* Written exercise:
Return each line that holds the word "What".

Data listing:
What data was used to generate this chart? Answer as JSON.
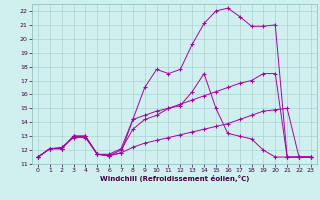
{
  "xlabel": "Windchill (Refroidissement éolien,°C)",
  "bg_color": "#cff0ee",
  "grid_color": "#aad4d0",
  "line_color": "#aa00aa",
  "xlim": [
    -0.5,
    23.5
  ],
  "ylim": [
    11,
    22.5
  ],
  "xticks": [
    0,
    1,
    2,
    3,
    4,
    5,
    6,
    7,
    8,
    9,
    10,
    11,
    12,
    13,
    14,
    15,
    16,
    17,
    18,
    19,
    20,
    21,
    22,
    23
  ],
  "yticks": [
    11,
    12,
    13,
    14,
    15,
    16,
    17,
    18,
    19,
    20,
    21,
    22
  ],
  "line1_x": [
    0,
    1,
    2,
    3,
    4,
    5,
    6,
    7,
    8,
    9,
    10,
    11,
    12,
    13,
    14,
    15,
    16,
    17,
    18,
    19,
    20,
    21,
    22,
    23
  ],
  "line1_y": [
    11.5,
    12.1,
    12.1,
    13.0,
    13.0,
    11.7,
    11.6,
    11.8,
    12.2,
    12.5,
    12.7,
    12.9,
    13.1,
    13.3,
    13.5,
    13.7,
    13.9,
    14.2,
    14.5,
    14.8,
    14.9,
    15.0,
    11.5,
    11.5
  ],
  "line2_x": [
    0,
    1,
    2,
    3,
    4,
    5,
    6,
    7,
    8,
    9,
    10,
    11,
    12,
    13,
    14,
    15,
    16,
    17,
    18,
    19,
    20,
    21,
    22,
    23
  ],
  "line2_y": [
    11.5,
    12.1,
    12.1,
    13.0,
    13.0,
    11.7,
    11.6,
    12.0,
    13.5,
    14.2,
    14.5,
    15.0,
    15.3,
    15.6,
    15.9,
    16.2,
    16.5,
    16.8,
    17.0,
    17.5,
    17.5,
    11.5,
    11.5,
    11.5
  ],
  "line3_x": [
    0,
    1,
    2,
    3,
    4,
    5,
    6,
    7,
    8,
    9,
    10,
    11,
    12,
    13,
    14,
    15,
    16,
    17,
    18,
    19,
    20,
    21,
    22,
    23
  ],
  "line3_y": [
    11.5,
    12.1,
    12.2,
    12.9,
    12.9,
    11.7,
    11.7,
    12.1,
    14.2,
    16.5,
    17.8,
    17.5,
    17.8,
    19.6,
    21.1,
    22.0,
    22.2,
    21.6,
    20.9,
    20.9,
    21.0,
    11.5,
    11.5,
    11.5
  ],
  "line4_x": [
    0,
    1,
    2,
    3,
    4,
    5,
    6,
    7,
    8,
    9,
    10,
    11,
    12,
    13,
    14,
    15,
    16,
    17,
    18,
    19,
    20,
    21,
    22,
    23
  ],
  "line4_y": [
    11.5,
    12.1,
    12.1,
    13.0,
    13.0,
    11.7,
    11.6,
    11.8,
    14.2,
    14.5,
    14.8,
    15.0,
    15.2,
    16.2,
    17.5,
    15.0,
    13.2,
    13.0,
    12.8,
    12.0,
    11.5,
    11.5,
    11.5,
    11.5
  ]
}
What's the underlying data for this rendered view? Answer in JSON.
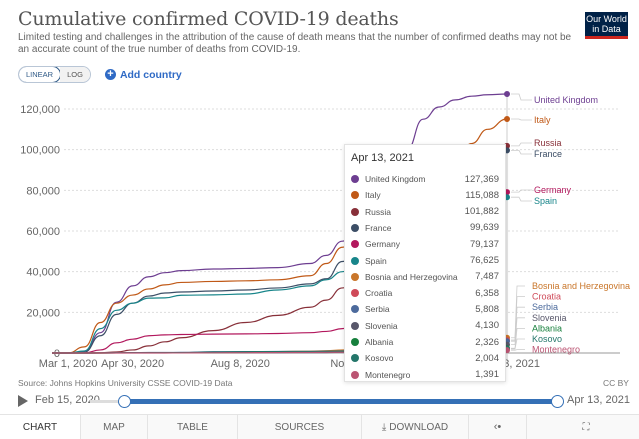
{
  "header": {
    "title": "Cumulative confirmed COVID-19 deaths",
    "subtitle": "Limited testing and challenges in the attribution of the cause of death means that the number of confirmed deaths may not be an accurate count of the true number of deaths from COVID-19.",
    "logo_line1": "Our World",
    "logo_line2": "in Data"
  },
  "controls": {
    "linear_label": "LINEAR",
    "log_label": "LOG",
    "add_country_label": "Add country",
    "scale_selected": "linear"
  },
  "tooltip": {
    "date": "Apr 13, 2021",
    "rows": [
      {
        "name": "United Kingdom",
        "value": "127,369",
        "color": "#6d3e91"
      },
      {
        "name": "Italy",
        "value": "115,088",
        "color": "#c05917"
      },
      {
        "name": "Russia",
        "value": "101,882",
        "color": "#883039"
      },
      {
        "name": "France",
        "value": "99,639",
        "color": "#3c4e66"
      },
      {
        "name": "Germany",
        "value": "79,137",
        "color": "#b2185d"
      },
      {
        "name": "Spain",
        "value": "76,625",
        "color": "#18858a"
      },
      {
        "name": "Bosnia and Herzegovina",
        "value": "7,487",
        "color": "#c9762a"
      },
      {
        "name": "Croatia",
        "value": "6,358",
        "color": "#cf4a59"
      },
      {
        "name": "Serbia",
        "value": "5,808",
        "color": "#4c6a9c"
      },
      {
        "name": "Slovenia",
        "value": "4,130",
        "color": "#58576a"
      },
      {
        "name": "Albania",
        "value": "2,326",
        "color": "#17803d"
      },
      {
        "name": "Kosovo",
        "value": "2,004",
        "color": "#24766a"
      },
      {
        "name": "Montenegro",
        "value": "1,391",
        "color": "#bb5573"
      }
    ]
  },
  "footer": {
    "source": "Source: Johns Hopkins University CSSE COVID-19 Data",
    "license": "CC BY"
  },
  "timeline": {
    "start_label": "Feb 15, 2020",
    "end_label": "Apr 13, 2021"
  },
  "tabs": [
    {
      "label": "CHART",
      "active": true
    },
    {
      "label": "MAP"
    },
    {
      "label": "TABLE"
    },
    {
      "label": "SOURCES"
    },
    {
      "label": "DOWNLOAD",
      "icon": "download-icon"
    },
    {
      "label": "",
      "icon": "share-icon"
    },
    {
      "label": "",
      "icon": "fullscreen-icon"
    }
  ],
  "chart_data": {
    "type": "line",
    "title": "Cumulative confirmed COVID-19 deaths",
    "xlabel": "",
    "ylabel": "",
    "x_range": [
      "2020-02-15",
      "2021-04-13"
    ],
    "ylim": [
      0,
      120000
    ],
    "y_ticks": [
      0,
      20000,
      40000,
      60000,
      80000,
      100000,
      120000
    ],
    "y_tick_labels": [
      "0",
      "20,000",
      "40,000",
      "60,000",
      "80,000",
      "100,000",
      "120,000"
    ],
    "x_ticks": [
      "2020-03-01",
      "2020-04-30",
      "2020-08-08",
      "2020-11-16",
      "2021-04-13"
    ],
    "x_tick_labels": [
      "Mar 1, 2020",
      "Apr 30, 2020",
      "Aug 8, 2020",
      "Nov 16",
      "Apr 13, 2021"
    ],
    "grid": "horizontal-dotted",
    "legend": "right-end-labels",
    "x_days": [
      0,
      15,
      30,
      45,
      60,
      75,
      90,
      105,
      120,
      150,
      180,
      210,
      240,
      255,
      270,
      285,
      300,
      315,
      330,
      345,
      360,
      375,
      390,
      405,
      423
    ],
    "series": [
      {
        "name": "United Kingdom",
        "color": "#6d3e91",
        "values": [
          0,
          0,
          500,
          10000,
          25000,
          33000,
          37500,
          39500,
          40500,
          41300,
          41600,
          42000,
          44000,
          48000,
          55000,
          62000,
          70000,
          82000,
          100000,
          115000,
          121000,
          124500,
          126300,
          127000,
          127369
        ]
      },
      {
        "name": "Italy",
        "color": "#c05917",
        "values": [
          0,
          30,
          3000,
          15000,
          24500,
          28500,
          31500,
          33500,
          34700,
          35200,
          35500,
          36000,
          38000,
          44000,
          52000,
          58000,
          64000,
          70000,
          76000,
          82000,
          88000,
          95000,
          103000,
          110000,
          115088
        ]
      },
      {
        "name": "Russia",
        "color": "#883039",
        "values": [
          0,
          0,
          0,
          100,
          500,
          1500,
          3500,
          5500,
          7500,
          11000,
          15000,
          18500,
          22500,
          26000,
          32000,
          38000,
          45000,
          52000,
          59000,
          67000,
          75000,
          83000,
          91000,
          97000,
          101882
        ]
      },
      {
        "name": "France",
        "color": "#3c4e66",
        "values": [
          0,
          2,
          400,
          8500,
          19000,
          24500,
          28000,
          29500,
          30000,
          30500,
          31000,
          32000,
          34000,
          36500,
          45000,
          52000,
          56000,
          61000,
          66000,
          72000,
          78000,
          84000,
          90000,
          96000,
          99639
        ]
      },
      {
        "name": "Germany",
        "color": "#b2185d",
        "values": [
          0,
          0,
          50,
          1500,
          5000,
          6800,
          8500,
          8900,
          9100,
          9300,
          9400,
          9600,
          10000,
          10600,
          12000,
          16000,
          22000,
          33000,
          45000,
          55000,
          65000,
          70000,
          74000,
          77000,
          79137
        ]
      },
      {
        "name": "Spain",
        "color": "#18858a",
        "values": [
          0,
          0,
          1000,
          12000,
          21000,
          24500,
          27000,
          27100,
          28400,
          28600,
          29000,
          31000,
          33000,
          36000,
          40000,
          44000,
          46000,
          50000,
          55000,
          60000,
          65000,
          71000,
          74000,
          75500,
          76625
        ]
      },
      {
        "name": "Bosnia and Herzegovina",
        "color": "#c9762a",
        "values": [
          0,
          0,
          0,
          10,
          40,
          60,
          100,
          160,
          200,
          300,
          500,
          700,
          900,
          1100,
          1500,
          2100,
          2800,
          3400,
          4000,
          4500,
          4900,
          5300,
          5900,
          6700,
          7487
        ]
      },
      {
        "name": "Croatia",
        "color": "#cf4a59",
        "values": [
          0,
          0,
          0,
          10,
          40,
          80,
          100,
          105,
          110,
          140,
          200,
          300,
          400,
          500,
          700,
          1200,
          2000,
          3000,
          4200,
          5000,
          5500,
          5700,
          5850,
          6100,
          6358
        ]
      },
      {
        "name": "Serbia",
        "color": "#4c6a9c",
        "values": [
          0,
          0,
          0,
          30,
          120,
          200,
          240,
          260,
          300,
          600,
          700,
          730,
          780,
          850,
          1000,
          1300,
          1900,
          2700,
          3300,
          3700,
          4000,
          4300,
          4700,
          5200,
          5808
        ]
      },
      {
        "name": "Slovenia",
        "color": "#58576a",
        "values": [
          0,
          0,
          0,
          20,
          80,
          100,
          105,
          108,
          110,
          120,
          130,
          140,
          160,
          200,
          400,
          800,
          1500,
          2200,
          3000,
          3500,
          3700,
          3850,
          3950,
          4050,
          4130
        ]
      },
      {
        "name": "Albania",
        "color": "#17803d",
        "values": [
          0,
          0,
          0,
          10,
          25,
          30,
          35,
          40,
          60,
          130,
          250,
          380,
          450,
          500,
          600,
          750,
          950,
          1200,
          1350,
          1500,
          1800,
          2100,
          2250,
          2300,
          2326
        ]
      },
      {
        "name": "Kosovo",
        "color": "#24766a",
        "values": [
          0,
          0,
          0,
          5,
          20,
          30,
          35,
          60,
          200,
          500,
          650,
          700,
          750,
          800,
          900,
          1100,
          1300,
          1400,
          1450,
          1480,
          1550,
          1700,
          1850,
          1950,
          2004
        ]
      },
      {
        "name": "Montenegro",
        "color": "#bb5573",
        "values": [
          0,
          0,
          0,
          2,
          5,
          9,
          9,
          12,
          30,
          80,
          150,
          220,
          280,
          330,
          400,
          500,
          600,
          700,
          800,
          900,
          1000,
          1150,
          1250,
          1340,
          1391
        ]
      }
    ],
    "end_labels_left_col": [
      "United Kingdom",
      "Italy",
      "Russia",
      "France",
      "Germany",
      "Spain"
    ],
    "end_labels_small": [
      "Bosnia and Herzegovina",
      "Croatia",
      "Serbia",
      "Slovenia",
      "Albania",
      "Kosovo",
      "Montenegro"
    ]
  }
}
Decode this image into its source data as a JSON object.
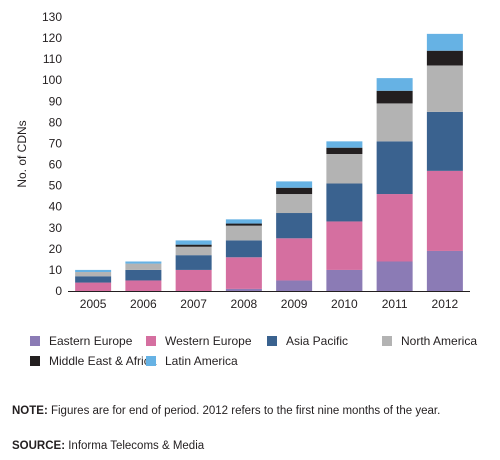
{
  "chart_data": {
    "type": "bar",
    "stacked": true,
    "categories": [
      "2005",
      "2006",
      "2007",
      "2008",
      "2009",
      "2010",
      "2011",
      "2012"
    ],
    "series": [
      {
        "name": "Eastern Europe",
        "color": "#8b7bb5",
        "values": [
          0,
          0,
          0,
          1,
          5,
          10,
          14,
          19
        ]
      },
      {
        "name": "Western Europe",
        "color": "#d56fa0",
        "values": [
          4,
          5,
          10,
          15,
          20,
          23,
          32,
          38
        ]
      },
      {
        "name": "Asia Pacific",
        "color": "#3a628f",
        "values": [
          3,
          5,
          7,
          8,
          12,
          18,
          25,
          28
        ]
      },
      {
        "name": "North America",
        "color": "#b3b3b3",
        "values": [
          2,
          3,
          4,
          7,
          9,
          14,
          18,
          22
        ]
      },
      {
        "name": "Middle East & Africa",
        "color": "#231f20",
        "values": [
          0,
          0,
          1,
          1,
          3,
          3,
          6,
          7
        ]
      },
      {
        "name": "Latin America",
        "color": "#66b2e4",
        "values": [
          1,
          1,
          2,
          2,
          3,
          3,
          6,
          8
        ]
      }
    ],
    "title": "",
    "xlabel": "",
    "ylabel": "No. of CDNs",
    "ylim": [
      0,
      130
    ],
    "yticks": [
      0,
      10,
      20,
      30,
      40,
      50,
      60,
      70,
      80,
      90,
      100,
      110,
      120,
      130
    ],
    "grid": false,
    "legend_placement": "bottom"
  },
  "notes": {
    "note_label": "NOTE:",
    "note_text": " Figures are for end of period. 2012 refers to the first nine months of the year.",
    "source_label": "SOURCE:",
    "source_text": " Informa Telecoms & Media"
  }
}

* Task output:
What data was used to generate this chart? Answer as JSON.
What's the underlying data for this rendered view? Answer in JSON.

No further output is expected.